[Records excerpted from a collection]
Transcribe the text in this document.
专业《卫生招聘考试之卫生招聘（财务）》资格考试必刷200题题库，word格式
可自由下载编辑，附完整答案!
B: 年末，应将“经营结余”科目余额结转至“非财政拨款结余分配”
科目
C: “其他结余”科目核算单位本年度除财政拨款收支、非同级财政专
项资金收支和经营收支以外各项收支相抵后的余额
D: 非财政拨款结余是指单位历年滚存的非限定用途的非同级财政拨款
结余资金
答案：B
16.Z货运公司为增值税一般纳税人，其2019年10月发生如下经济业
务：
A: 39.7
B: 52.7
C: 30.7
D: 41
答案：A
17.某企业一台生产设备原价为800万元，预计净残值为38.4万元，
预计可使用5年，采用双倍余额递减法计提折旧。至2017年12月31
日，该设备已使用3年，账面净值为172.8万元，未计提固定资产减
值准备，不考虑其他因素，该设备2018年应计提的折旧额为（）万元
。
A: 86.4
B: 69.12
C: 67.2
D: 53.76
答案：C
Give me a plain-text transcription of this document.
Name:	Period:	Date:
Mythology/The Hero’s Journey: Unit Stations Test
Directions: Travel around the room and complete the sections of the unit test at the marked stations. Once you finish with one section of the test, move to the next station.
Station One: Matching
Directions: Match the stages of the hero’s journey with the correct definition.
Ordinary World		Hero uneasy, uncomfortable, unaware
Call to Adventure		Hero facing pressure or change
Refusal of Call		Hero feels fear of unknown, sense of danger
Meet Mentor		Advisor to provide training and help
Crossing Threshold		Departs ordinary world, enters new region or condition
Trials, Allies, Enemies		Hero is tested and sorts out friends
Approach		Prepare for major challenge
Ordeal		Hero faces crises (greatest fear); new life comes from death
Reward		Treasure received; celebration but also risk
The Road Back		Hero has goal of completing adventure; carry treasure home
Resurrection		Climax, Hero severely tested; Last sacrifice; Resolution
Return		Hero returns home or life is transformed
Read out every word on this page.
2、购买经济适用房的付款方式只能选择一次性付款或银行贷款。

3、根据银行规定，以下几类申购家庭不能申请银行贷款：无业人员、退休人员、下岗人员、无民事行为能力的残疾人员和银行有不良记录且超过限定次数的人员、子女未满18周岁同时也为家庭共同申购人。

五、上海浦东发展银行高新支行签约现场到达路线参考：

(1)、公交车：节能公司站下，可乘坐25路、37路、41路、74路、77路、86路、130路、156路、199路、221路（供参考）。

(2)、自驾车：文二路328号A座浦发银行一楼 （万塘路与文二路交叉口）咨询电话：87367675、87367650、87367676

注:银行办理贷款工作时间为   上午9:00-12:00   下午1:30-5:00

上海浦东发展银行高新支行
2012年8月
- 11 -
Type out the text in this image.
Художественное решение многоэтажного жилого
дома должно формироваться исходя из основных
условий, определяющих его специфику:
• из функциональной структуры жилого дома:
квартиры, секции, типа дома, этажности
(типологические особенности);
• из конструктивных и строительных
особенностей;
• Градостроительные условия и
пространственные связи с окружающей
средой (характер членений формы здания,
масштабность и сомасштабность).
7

#### Work to complete:
Without leaving anything out, give the entries again exactly.

#### Complete output:
Transcribe the text in this document.
专业《卫生招聘考试之卫生招聘（财务）》资格考试必刷200题题库，word格式
可自由下载编辑，附完整答案!
B: 年末，应将“经营结余”科目余额结转至“非财政拨款结余分配”
科目
C: “其他结余”科目核算单位本年度除财政拨款收支、非同级财政专
项资金收支和经营收支以外各项收支相抵后的余额
D: 非财政拨款结余是指单位历年滚存的非限定用途的非同级财政拨款
结余资金
答案：B
16.Z货运公司为增值税一般纳税人，其2019年10月发生如下经济业
务：
A: 39.7
B: 52.7
C: 30.7
D: 41
答案：A
17.某企业一台生产设备原价为800万元，预计净残值为38.4万元，
预计可使用5年，采用双倍余额递减法计提折旧。至2017年12月31
日，该设备已使用3年，账面净值为172.8万元，未计提固定资产减
值准备，不考虑其他因素，该设备2018年应计提的折旧额为（）万元
。
A: 86.4
B: 69.12
C: 67.2
D: 53.76
答案：C
Give me a plain-text transcription of this document.
Name:	Period:	Date:
Mythology/The Hero’s Journey: Unit Stations Test
Directions: Travel around the room and complete the sections of the unit test at the marked stations. Once you finish with one section of the test, move to the next station.
Station One: Matching
Directions: Match the stages of the hero’s journey with the correct definition.
Ordinary World		Hero uneasy, uncomfortable, unaware
Call to Adventure		Hero facing pressure or change
Refusal of Call		Hero feels fear of unknown, sense of danger
Meet Mentor		Advisor to provide training and help
Crossing Threshold		Departs ordinary world, enters new region or condition
Trials, Allies, Enemies		Hero is tested and sorts out friends
Approach		Prepare for major challenge
Ordeal		Hero faces crises (greatest fear); new life comes from death
Reward		Treasure received; celebration but also risk
The Road Back		Hero has goal of completing adventure; carry treasure home
Resurrection		Climax, Hero severely tested; Last sacrifice; Resolution
Return		Hero returns home or life is transformed
Read out every word on this page.
2、购买经济适用房的付款方式只能选择一次性付款或银行贷款。

3、根据银行规定，以下几类申购家庭不能申请银行贷款：无业人员、退休人员、下岗人员、无民事行为能力的残疾人员和银行有不良记录且超过限定次数的人员、子女未满18周岁同时也为家庭共同申购人。

五、上海浦东发展银行高新支行签约现场到达路线参考：

(1)、公交车：节能公司站下，可乘坐25路、37路、41路、74路、77路、86路、130路、156路、199路、221路（供参考）。

(2)、自驾车：文二路328号A座浦发银行一楼 （万塘路与文二路交叉口）咨询电话：87367675、87367650、87367676

注:银行办理贷款工作时间为   上午9:00-12:00   下午1:30-5:00

上海浦东发展银行高新支行
2012年8月
- 11 -
Type out the text in this image.
Художественное решение многоэтажного жилого
дома должно формироваться исходя из основных
условий, определяющих его специфику:
• из функциональной структуры жилого дома:
квартиры, секции, типа дома, этажности
(типологические особенности);
• из конструктивных и строительных
особенностей;
• Градостроительные условия и
пространственные связи с окружающей
средой (характер членений формы здания,
масштабность и сомасштабность).
7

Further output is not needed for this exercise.